-- GOAL --
Please return, unchanged and with nothing else, the part of the rows below that opens with the line containing "instrument-header: Instrument ↑" and closes with the line containing "grid-icon: ▦ <box>31 50 40 59</box>", both of those lines included.

-- EXCERPTED DATA --
------------------------------------

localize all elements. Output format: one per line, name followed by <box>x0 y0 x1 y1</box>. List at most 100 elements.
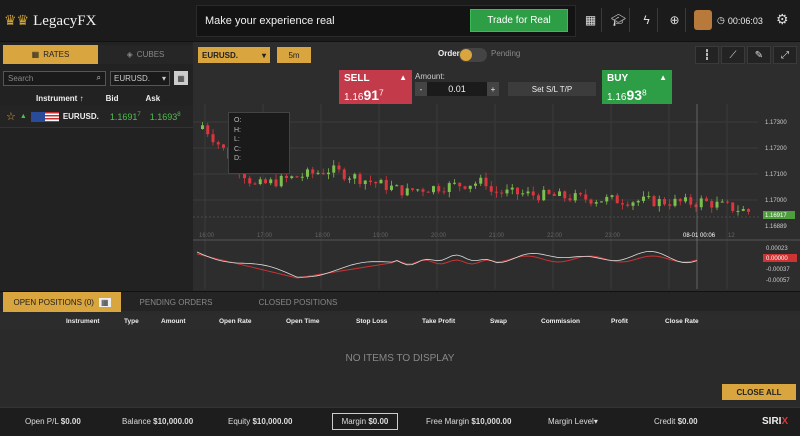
instrument-header: Instrument ↑ Bid Ask <box>0 90 193 106</box>
indicator-axis-label: -0.00037 <box>766 267 790 273</box>
star-icon[interactable]: ☆ <box>6 110 16 123</box>
session-timer: ◷ 00:06:03 <box>717 15 763 26</box>
free-margin-label: Free Margin <box>426 417 470 426</box>
chart-panel: EURUSD. ▾ 5m Order Pending ┇ ⟋ ✎ ⤢ SELL … <box>193 42 800 291</box>
equity: Equity $10,000.00 <box>228 417 293 426</box>
grid-icon: ▦ <box>31 50 40 59</box>
ohlc-low: L: <box>234 136 240 143</box>
fullscreen-icon[interactable]: ⤢ <box>773 46 797 64</box>
margin-level[interactable]: Margin Level▾ <box>548 417 598 426</box>
clock-icon: ◷ <box>717 15 725 25</box>
margin-value: $0.00 <box>368 417 389 426</box>
amount-label: Amount: <box>415 72 445 81</box>
bid-price[interactable]: 1.16917 <box>110 112 141 122</box>
candlestick-icon[interactable]: ┇ <box>695 46 719 64</box>
candle-body <box>474 183 477 186</box>
tab-closed-positions[interactable]: CLOSED POSITIONS <box>253 292 343 312</box>
lightning-icon[interactable]: ϟ <box>636 8 658 32</box>
time-axis-label: 08-01 00:06 <box>683 233 716 239</box>
candle-body <box>605 196 609 202</box>
price-axis-label: 1.17300 <box>765 120 787 126</box>
price-axis-label: 1.16917 <box>765 213 787 219</box>
order-pending-toggle[interactable] <box>459 48 487 62</box>
sell-button[interactable]: SELL ▲ 1.16917 <box>339 70 412 104</box>
buy-button[interactable]: BUY ▲ 1.16938 <box>602 70 672 104</box>
col-header: Stop Loss <box>356 318 388 325</box>
set-sltp-button[interactable]: Set S/L T/P <box>508 82 596 96</box>
calendar-icon[interactable]: ▦ <box>580 8 602 32</box>
candle-body <box>621 203 624 205</box>
order-label: Order <box>438 49 460 58</box>
up-arrow-icon: ▲ <box>19 113 27 120</box>
col-bid: Bid <box>105 93 119 103</box>
top-bar: ♛♛ LegacyFX Make your experience real Tr… <box>0 0 800 42</box>
candle-body <box>615 195 619 204</box>
sell-price-sup: 7 <box>379 87 384 98</box>
candle-body <box>306 169 309 177</box>
balance-label: Balance <box>122 417 151 426</box>
ohlc-open: O: <box>234 117 242 124</box>
candle-body <box>668 204 672 206</box>
credit: Credit $0.00 <box>654 417 698 426</box>
amount-increase-button[interactable]: + <box>487 82 499 96</box>
candle-body <box>568 198 572 201</box>
buy-arrow-icon: ▲ <box>659 73 667 82</box>
candle-body <box>542 189 546 201</box>
amount-input[interactable]: 0.01 <box>427 82 487 96</box>
col-instrument[interactable]: Instrument ↑ <box>36 94 84 103</box>
ask-sup: 8 <box>177 111 181 118</box>
tab-cubes[interactable]: ◈ CUBES <box>98 45 193 64</box>
candle-body <box>369 180 372 182</box>
col-ask: Ask <box>145 93 161 103</box>
col-header: Profit <box>611 318 628 325</box>
buy-price-big: 93 <box>626 87 643 103</box>
amount-decrease-button[interactable]: - <box>415 82 427 96</box>
candle-body <box>558 191 561 196</box>
avatar[interactable] <box>694 10 712 30</box>
candle-body <box>342 169 346 180</box>
ask-price[interactable]: 1.16938 <box>150 112 181 122</box>
tab-open-positions[interactable]: OPEN POSITIONS (0) ▦ <box>3 292 121 312</box>
candle-body <box>332 165 336 173</box>
free-margin-value: $10,000.00 <box>471 417 512 426</box>
plus-circle-icon[interactable]: ⊕ <box>664 8 686 32</box>
eurusd-flag-icon <box>30 111 59 122</box>
ohlc-high: H: <box>234 126 241 134</box>
trade-for-real-button[interactable]: Trade for Real <box>470 9 568 32</box>
margin[interactable]: Margin $0.00 <box>332 413 398 430</box>
candle-body <box>663 199 666 205</box>
candle-body <box>285 175 288 178</box>
symbol-filter-select[interactable]: EURUSD. ▾ <box>110 70 170 86</box>
close-all-button[interactable]: CLOSE ALL <box>722 384 796 400</box>
timer-value: 00:06:03 <box>727 15 763 26</box>
grid-view-button[interactable]: ▦ <box>174 71 188 85</box>
time-axis-label: 20:00 <box>431 233 447 239</box>
margin-level-label: Margin Level <box>548 417 594 426</box>
candle-body <box>447 183 451 192</box>
bid-sup: 7 <box>137 111 141 118</box>
search-input[interactable]: Search ⌕ <box>3 70 106 86</box>
candle-body <box>358 174 362 185</box>
tab-rates[interactable]: ▦ RATES <box>3 45 98 64</box>
amount-stepper: - 0.01 + <box>415 82 499 96</box>
tab-pending-orders[interactable]: PENDING ORDERS <box>136 292 216 312</box>
positions-columns: Instrument Type Amount Open Rate Open Ti… <box>0 314 800 330</box>
line-chart-icon[interactable]: ⟋ <box>721 46 745 64</box>
positions-body <box>0 330 800 404</box>
timeframe-button[interactable]: 5m <box>277 47 311 63</box>
candle-body <box>201 125 204 129</box>
graduation-cap-icon[interactable]: 🎓︎ <box>608 8 630 32</box>
candle-body <box>715 201 719 208</box>
candle-body <box>274 179 278 187</box>
candle-body <box>547 189 551 194</box>
candle-body <box>652 196 656 207</box>
buy-label: BUY <box>607 73 629 84</box>
candle-body <box>421 189 425 192</box>
candle-body <box>657 199 661 207</box>
candle-body <box>463 186 467 189</box>
instrument-row[interactable]: ☆ ▲ EURUSD. 1.16917 1.16938 <box>0 106 193 128</box>
draw-tool-icon[interactable]: ✎ <box>747 46 771 64</box>
candle-body <box>610 195 614 197</box>
pair-select[interactable]: EURUSD. ▾ <box>198 47 270 63</box>
gear-icon[interactable]: ⚙ <box>776 11 789 28</box>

------------------------------------

-- WORKED SOLUTION --
instrument-header: Instrument ↑ Bid Ask <box>0 90 193 106</box>
indicator-axis-label: -0.00037 <box>766 267 790 273</box>
star-icon[interactable]: ☆ <box>6 110 16 123</box>
session-timer: ◷ 00:06:03 <box>717 15 763 26</box>
free-margin-label: Free Margin <box>426 417 470 426</box>
chart-panel: EURUSD. ▾ 5m Order Pending ┇ ⟋ ✎ ⤢ SELL … <box>193 42 800 291</box>
equity: Equity $10,000.00 <box>228 417 293 426</box>
grid-icon: ▦ <box>31 50 40 59</box>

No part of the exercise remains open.